ボベー谷を自転車で上り、ソグネ山岳道路の峠越えに向かう旅行記を、その最後の文の後から書き継いでください。

提示文:
· · · · · · ·

ボベーダレン(Bøverdalen)のエルヴェセーテル(Elveseter)の朝の気温は11°C。今は曇りだが、午後には雨になるという。
今日はボブラ川(Bøvra)が流れるボベー谷(Bøverdalen)を上って、標高1,434mの峠を越え、ソグネフィヨルド(Sognefjorden)の最深部になるルストラフィヨルド(Lustrafjorden)のショルデン(Skjolden)へ下る。道はFv55の一本道で、これは『18の景観ルート』の一つになっており、ソグネ山岳地帯(Sognefjellet)を通るため、ソグネ山岳道路(Sognefjellsvegen)とも呼ばれる。
出発の準備を整えていると、ドイツ人の観光客が声を掛けてきた。
『あらまあ、あなたたち、こんな坂だらけのところを自転車で旅しているの? とても信じられないわ〜』 と言ってバスに乗り込んだ。自転車に乗らない人々の反応としては、これが普通なのかもしれない。
宿を出るとすぐ、ボブラ川の向こうにノルウェイの中でもっとも高い山が集まっているヨートゥンハイメン山地(Jotunheimen)の山が見える。あの山塊の中にノルウェイの最高峰、標高2,469mのガルフピッゲン(Galdhøpiggen)があるのだが、その山頂は今見えている山に隠れているようだ。
左手にはボブラ川が流れ、右手には小規模な牧草地がある。その牧草地の中では牛が草を食んでいる。
ノルウェイは寒いので農作物はあまり採れず、農業の主力は牧畜だ。だが山岳地帯のため、放牧地はみんな狭い。
ガルフピッゲンの次の山塊が見えてきた。
その一番手前に見えるのは山頂に雪を残したロフタ(Loftet)、標高2,170m。
今日は標高1,434mの峠を越える。出発地は標高670mなので、少なくとも800m近く上らなければならない。
宿を出たあとすぐにちょっとした上りがあったが、その後はしばらく平坦だ。だがここに来て両側の山裾が寄ってきて、谷が狭まってきた。
ぐっと谷が狭まったところから、上りが始まった。
そしてなんとここに来て風が強まってきた。向かい風できつい。昨日は午後、風に苦しめられたが、今日は序盤からか・・・
ロフタのある山塊が近付いてきた。
その山塊は奥まで続いていて、奥になるほど高い山が連なっているように見える。一番後ろの山の山頂は完全に雲の中だ。

· · · · · · ·

(データの一群)

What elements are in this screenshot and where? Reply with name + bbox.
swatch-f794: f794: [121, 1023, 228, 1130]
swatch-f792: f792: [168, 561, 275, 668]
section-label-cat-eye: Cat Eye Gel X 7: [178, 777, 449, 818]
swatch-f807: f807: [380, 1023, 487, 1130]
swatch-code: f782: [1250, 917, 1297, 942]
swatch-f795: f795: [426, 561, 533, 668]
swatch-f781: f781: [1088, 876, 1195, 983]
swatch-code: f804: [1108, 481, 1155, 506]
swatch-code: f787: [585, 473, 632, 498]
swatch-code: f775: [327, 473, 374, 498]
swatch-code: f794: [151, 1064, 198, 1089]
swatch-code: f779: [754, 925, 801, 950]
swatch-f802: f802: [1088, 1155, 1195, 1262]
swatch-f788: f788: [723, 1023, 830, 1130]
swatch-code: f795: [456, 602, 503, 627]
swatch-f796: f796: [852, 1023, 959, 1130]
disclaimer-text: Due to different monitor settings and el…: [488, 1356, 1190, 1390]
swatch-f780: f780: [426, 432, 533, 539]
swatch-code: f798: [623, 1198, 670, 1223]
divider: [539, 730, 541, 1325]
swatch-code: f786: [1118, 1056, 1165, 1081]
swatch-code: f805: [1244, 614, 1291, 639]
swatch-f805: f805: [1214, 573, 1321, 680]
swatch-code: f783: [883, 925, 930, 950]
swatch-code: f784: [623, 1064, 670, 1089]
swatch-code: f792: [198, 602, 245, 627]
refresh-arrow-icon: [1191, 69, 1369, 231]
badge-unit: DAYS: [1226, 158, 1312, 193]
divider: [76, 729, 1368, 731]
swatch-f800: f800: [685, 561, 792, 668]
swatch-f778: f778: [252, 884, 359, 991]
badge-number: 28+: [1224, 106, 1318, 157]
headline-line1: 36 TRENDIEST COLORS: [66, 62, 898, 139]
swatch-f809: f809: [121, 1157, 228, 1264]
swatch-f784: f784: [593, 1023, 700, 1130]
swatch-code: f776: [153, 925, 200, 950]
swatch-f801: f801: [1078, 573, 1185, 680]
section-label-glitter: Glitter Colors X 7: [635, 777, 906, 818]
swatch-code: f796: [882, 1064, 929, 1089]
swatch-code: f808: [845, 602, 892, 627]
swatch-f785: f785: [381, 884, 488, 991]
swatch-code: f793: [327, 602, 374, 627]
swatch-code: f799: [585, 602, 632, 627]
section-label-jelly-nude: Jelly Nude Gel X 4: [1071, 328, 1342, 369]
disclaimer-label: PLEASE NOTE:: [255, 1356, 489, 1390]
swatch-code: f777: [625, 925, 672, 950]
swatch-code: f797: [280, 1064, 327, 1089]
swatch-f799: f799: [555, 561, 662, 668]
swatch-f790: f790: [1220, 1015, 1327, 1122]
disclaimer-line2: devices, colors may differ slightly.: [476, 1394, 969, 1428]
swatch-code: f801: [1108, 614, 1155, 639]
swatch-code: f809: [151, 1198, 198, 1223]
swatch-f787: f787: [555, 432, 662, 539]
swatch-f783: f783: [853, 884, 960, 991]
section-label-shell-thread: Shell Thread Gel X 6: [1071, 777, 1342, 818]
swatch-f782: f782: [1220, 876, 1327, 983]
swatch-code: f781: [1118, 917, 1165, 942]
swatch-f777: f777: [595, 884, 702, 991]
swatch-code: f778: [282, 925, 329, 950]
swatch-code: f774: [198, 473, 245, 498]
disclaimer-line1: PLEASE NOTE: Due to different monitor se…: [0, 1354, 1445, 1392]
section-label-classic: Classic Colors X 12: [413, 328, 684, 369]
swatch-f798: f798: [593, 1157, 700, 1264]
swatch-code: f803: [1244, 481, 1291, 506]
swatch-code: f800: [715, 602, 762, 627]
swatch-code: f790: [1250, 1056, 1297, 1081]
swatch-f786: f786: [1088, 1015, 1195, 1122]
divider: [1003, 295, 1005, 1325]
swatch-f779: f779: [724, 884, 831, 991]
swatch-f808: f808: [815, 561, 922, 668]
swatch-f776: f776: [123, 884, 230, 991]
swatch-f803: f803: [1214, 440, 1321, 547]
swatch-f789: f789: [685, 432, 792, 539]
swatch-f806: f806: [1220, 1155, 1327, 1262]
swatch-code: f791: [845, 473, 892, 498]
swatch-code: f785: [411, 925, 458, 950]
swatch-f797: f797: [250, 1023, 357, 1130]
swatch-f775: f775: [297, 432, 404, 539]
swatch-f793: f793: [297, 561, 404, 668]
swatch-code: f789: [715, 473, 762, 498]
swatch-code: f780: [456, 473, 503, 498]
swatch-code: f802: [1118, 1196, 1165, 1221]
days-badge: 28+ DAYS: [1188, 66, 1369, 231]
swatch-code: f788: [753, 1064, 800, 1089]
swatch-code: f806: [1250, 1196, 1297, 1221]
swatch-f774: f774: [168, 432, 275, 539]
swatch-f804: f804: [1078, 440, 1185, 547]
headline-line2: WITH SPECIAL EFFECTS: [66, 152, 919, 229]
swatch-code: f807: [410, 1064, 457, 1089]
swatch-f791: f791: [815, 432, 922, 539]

· · · · · · ·

解答:
振り返れば、昨日から上ってきたボベー谷がきれいに見えている。
道脇にちょっとしたスペースが現れた。ここには小さな案内板が立っていて、ヴァイヤシュレッ(Vegaskjelet)とある。
先ほどまで前に見えていたロフタのある山塊が奥に延びているのが見える。
ボブラ川はロフタとガルフピッゲンの間の谷から流れてきている。その谷を行く川の名はライラ川(Leira)だ。
実はここで気付いたのだが、このライラ川は本日の出発地のエルヴェセーテルの東でボブラ川に合流しており、今日これまで横を流れていたのはこのライラ川の方だったのだ。だからここまでボブラ川と言った流れはライラ川と読み替えてほしい。
ここでボベー谷は終わり、ヴァイヤシュレッからは谷が狭くなる。
このあたりの坂はきつい。谷が狭まったからか、風はますます強くなってきていて、飛ばされそうになる。
この坂を上って行くとすぐにまた案内板が出てきた。ここは標高がちょうど1,000mになったあたりで、案内板にはヴェガシュレッ(Vegasjelet)とある。これは先の案内板の表示にあるものとは一文字違うだけ。この違いは、ノルウェイ語には二つの言葉があるのでもしかするとそのためかもしれないが、良くはわからない。
それはともかく、ここからはライラ川の谷が真っすぐに見える。
ボベー谷方面を振り返ると、谷の手前の方は木々に隠れて見えなくなっているが、ロムあたりの山々はきれいに見えている。
こちら側の谷は山の傾斜が緩く、凹凸も多いのでU字谷には見えない。
ヴェガシュレッから少し上ると、道は下りになる。せっかく1,000mまで上ったのに。。。
ここからは別の谷が始まる。下に見える川は迂回して現れたボブラ川だ。この先の谷はU字に見えてきた。
ルスターセッテル(Rustadseter)まで下ると、川幅が広がりバーベートゥーン湖(Bøvertunvatnet)になる。この湖の畔で小休止。
寒い。上りは発熱しているのでまだよいのだが、運動せずにいると途端に寒くなってくる。ここの気温は10°Cだが、風があるため体感的にはより寒く感じる。
ここは両側から急斜面の山が迫ってきている。
バーベートゥーン湖が終わると谷は急激に狭まり、道脇には細い川が流れるだけになる。
そして道は再び上りになった。
谷はどんどん狭くなっていく。
ここはU字谷の中なのがはっきりわかる。
道脇には細いボブラ川が流れていて景色はいいのだが、風が半端でなく強くなってきており、アヘアヘだ。
小さな橋に差し掛かると、左手から滝が流れ落ち、先にちょっとした駐車スペースが現れる。
ここはナフサイ(Nufshaug)というところのようだ。
先を見ると少し谷が開いて、空が広くなっているように見える。
この少し先のヒロスブ(Krossbu)にはホテルがあるので、そこで休憩だ。
上りに向かい風、そして寒さでへろへろなのだ。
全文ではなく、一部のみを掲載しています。